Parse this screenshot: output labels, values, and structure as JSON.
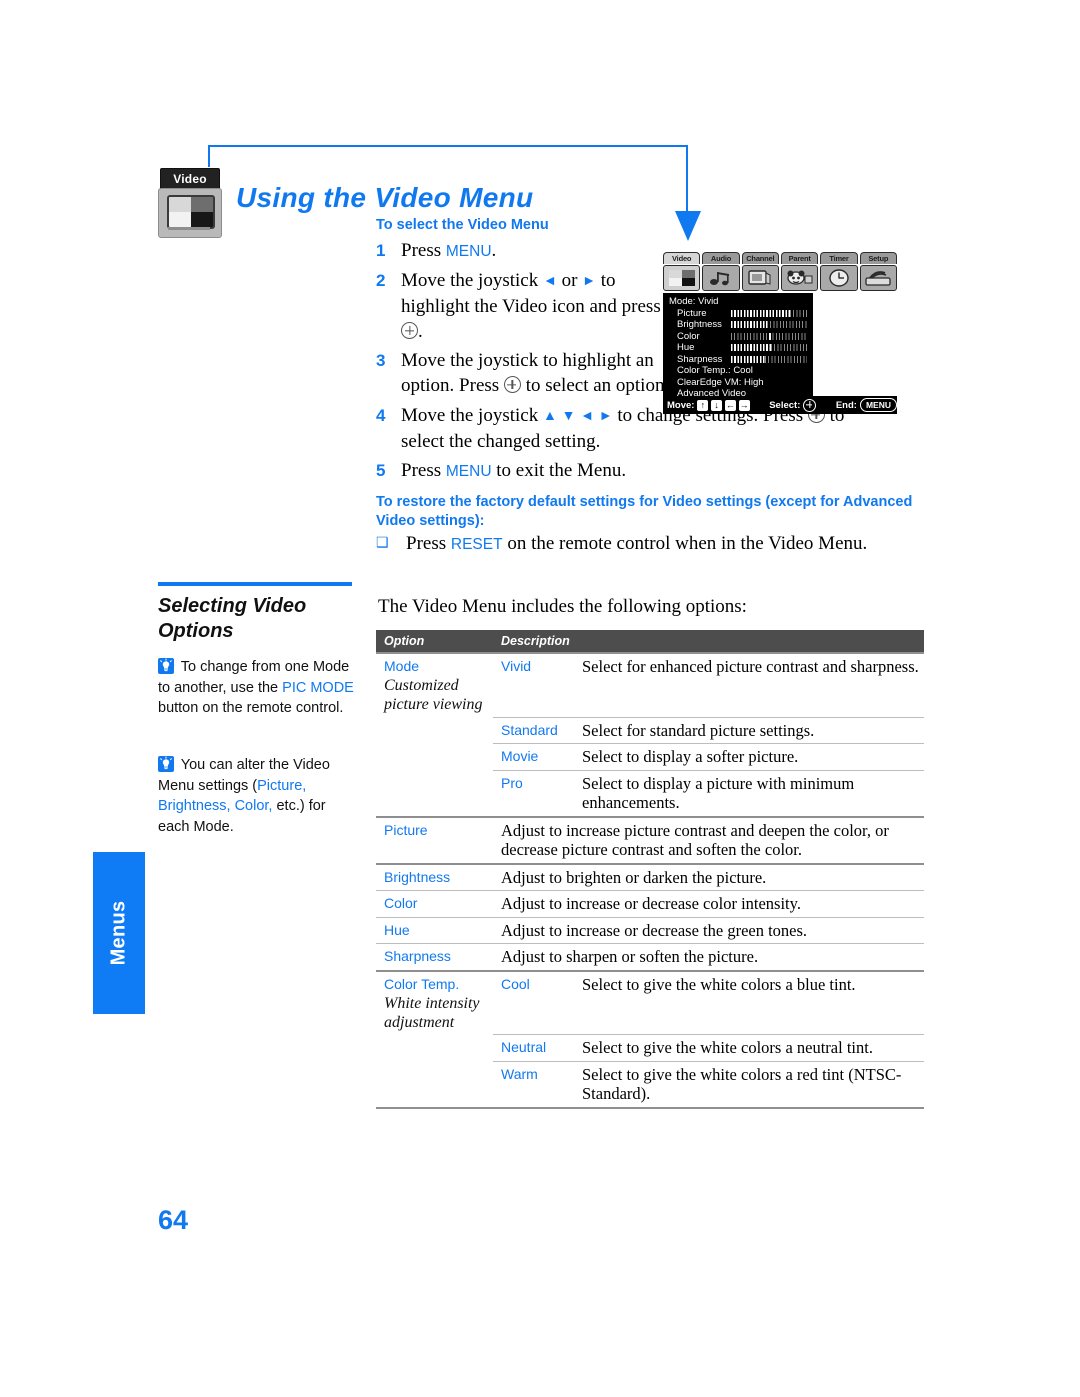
{
  "page": {
    "number": "64",
    "side_tab": "Menus"
  },
  "chapter_icon": {
    "label": "Video"
  },
  "title": "Using the Video Menu",
  "procedure": {
    "heading": "To select the Video Menu",
    "steps": [
      {
        "num": "1",
        "text_before": "Press ",
        "keyword": "MENU",
        "text_after": "."
      },
      {
        "num": "2",
        "text": "Move the joystick ← or → to highlight the Video icon and press ⊕."
      },
      {
        "num": "3",
        "text": "Move the joystick to highlight an option. Press ⊕ to select an option."
      },
      {
        "num": "4",
        "text": "Move the joystick ↑ ↓ ← → to change settings. Press ⊕ to select the changed setting."
      },
      {
        "num": "5",
        "text_before": "Press ",
        "keyword": "MENU",
        "text_after": " to exit the Menu."
      }
    ]
  },
  "restore": {
    "heading": "To restore the factory default settings for Video settings (except for Advanced Video settings):",
    "bullet": "❑",
    "text_before": "Press ",
    "keyword": "RESET",
    "text_after": " on the remote control when in the Video Menu."
  },
  "osd": {
    "tabs": [
      {
        "label": "Video",
        "selected": true
      },
      {
        "label": "Audio",
        "selected": false
      },
      {
        "label": "Channel",
        "selected": false
      },
      {
        "label": "Parent",
        "selected": false
      },
      {
        "label": "Timer",
        "selected": false
      },
      {
        "label": "Setup",
        "selected": false
      }
    ],
    "icons": [
      "video-icon",
      "audio-icon",
      "channel-icon",
      "parent-icon",
      "timer-icon",
      "setup-icon"
    ],
    "mode_line": "Mode: Vivid",
    "rows": [
      {
        "label": "Picture",
        "value_pct": 78
      },
      {
        "label": "Brightness",
        "value_pct": 48
      },
      {
        "label": "Color",
        "value_pct": 50,
        "center_marker": true
      },
      {
        "label": "Hue",
        "value_pct": 52
      },
      {
        "label": "Sharpness",
        "value_pct": 45
      }
    ],
    "sub_lines": [
      "Color Temp.: Cool",
      "ClearEdge VM: High",
      "Advanced Video"
    ],
    "footer": {
      "move_label": "Move:",
      "keys": [
        "↑",
        "↓",
        "←",
        "→"
      ],
      "select_label": "Select:",
      "end_label": "End:",
      "end_key": "MENU"
    }
  },
  "left_column": {
    "section_title": "Selecting Video Options",
    "tips": [
      {
        "icon": "tip-bulb-icon",
        "parts": [
          {
            "t": " To change from one Mode to another, use the ",
            "blue": false
          },
          {
            "t": "PIC MODE",
            "blue": true
          },
          {
            "t": " button on the remote control.",
            "blue": false
          }
        ]
      },
      {
        "icon": "tip-bulb-icon",
        "parts": [
          {
            "t": " You can alter the Video Menu settings (",
            "blue": false
          },
          {
            "t": "Picture, Brightness, Color,",
            "blue": true
          },
          {
            "t": " etc.) for each Mode.",
            "blue": false
          }
        ]
      }
    ]
  },
  "intro_line": "The Video Menu includes the following options:",
  "table": {
    "headers": [
      "Option",
      "Description"
    ],
    "rows": [
      {
        "option": "Mode",
        "option_note": "Customized picture viewing",
        "value": "Vivid",
        "description": "Select for enhanced picture contrast and sharpness.",
        "rule": "thick"
      },
      {
        "option": "",
        "option_note": "",
        "value": "Standard",
        "description": "Select for standard picture settings.",
        "rule": "thin"
      },
      {
        "option": "",
        "option_note": "",
        "value": "Movie",
        "description": "Select to display a softer picture.",
        "rule": "thin"
      },
      {
        "option": "",
        "option_note": "",
        "value": "Pro",
        "description": "Select to display a picture with minimum enhancements.",
        "rule": "thin"
      },
      {
        "option": "Picture",
        "option_note": "",
        "value": "",
        "description": "Adjust to increase picture contrast and deepen the color, or decrease picture contrast and soften the color.",
        "rule": "thick"
      },
      {
        "option": "Brightness",
        "option_note": "",
        "value": "",
        "description": "Adjust to brighten or darken the picture.",
        "rule": "thick"
      },
      {
        "option": "Color",
        "option_note": "",
        "value": "",
        "description": "Adjust to increase or decrease color intensity.",
        "rule": "thin"
      },
      {
        "option": "Hue",
        "option_note": "",
        "value": "",
        "description": "Adjust to increase or decrease the green tones.",
        "rule": "thin"
      },
      {
        "option": "Sharpness",
        "option_note": "",
        "value": "",
        "description": "Adjust to sharpen or soften the picture.",
        "rule": "thin"
      },
      {
        "option": "Color Temp.",
        "option_note": "White intensity adjustment",
        "value": "Cool",
        "description": "Select to give the white colors a blue tint.",
        "rule": "thick"
      },
      {
        "option": "",
        "option_note": "",
        "value": "Neutral",
        "description": "Select to give the white colors a neutral tint.",
        "rule": "thin"
      },
      {
        "option": "",
        "option_note": "",
        "value": "Warm",
        "description": "Select to give the white colors a red tint (NTSC-Standard).",
        "rule": "thin"
      }
    ]
  },
  "colors": {
    "accent": "#1179F0",
    "table_header_bg": "#4d4d4d",
    "side_tab": "#0F7CF5"
  }
}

══════════

● **What you should do**:
Find the lines with the string "true" and reproduce them.

● **Reply**:
        "selected": true
        "center_marker": true
            "blue": true
            "blue": true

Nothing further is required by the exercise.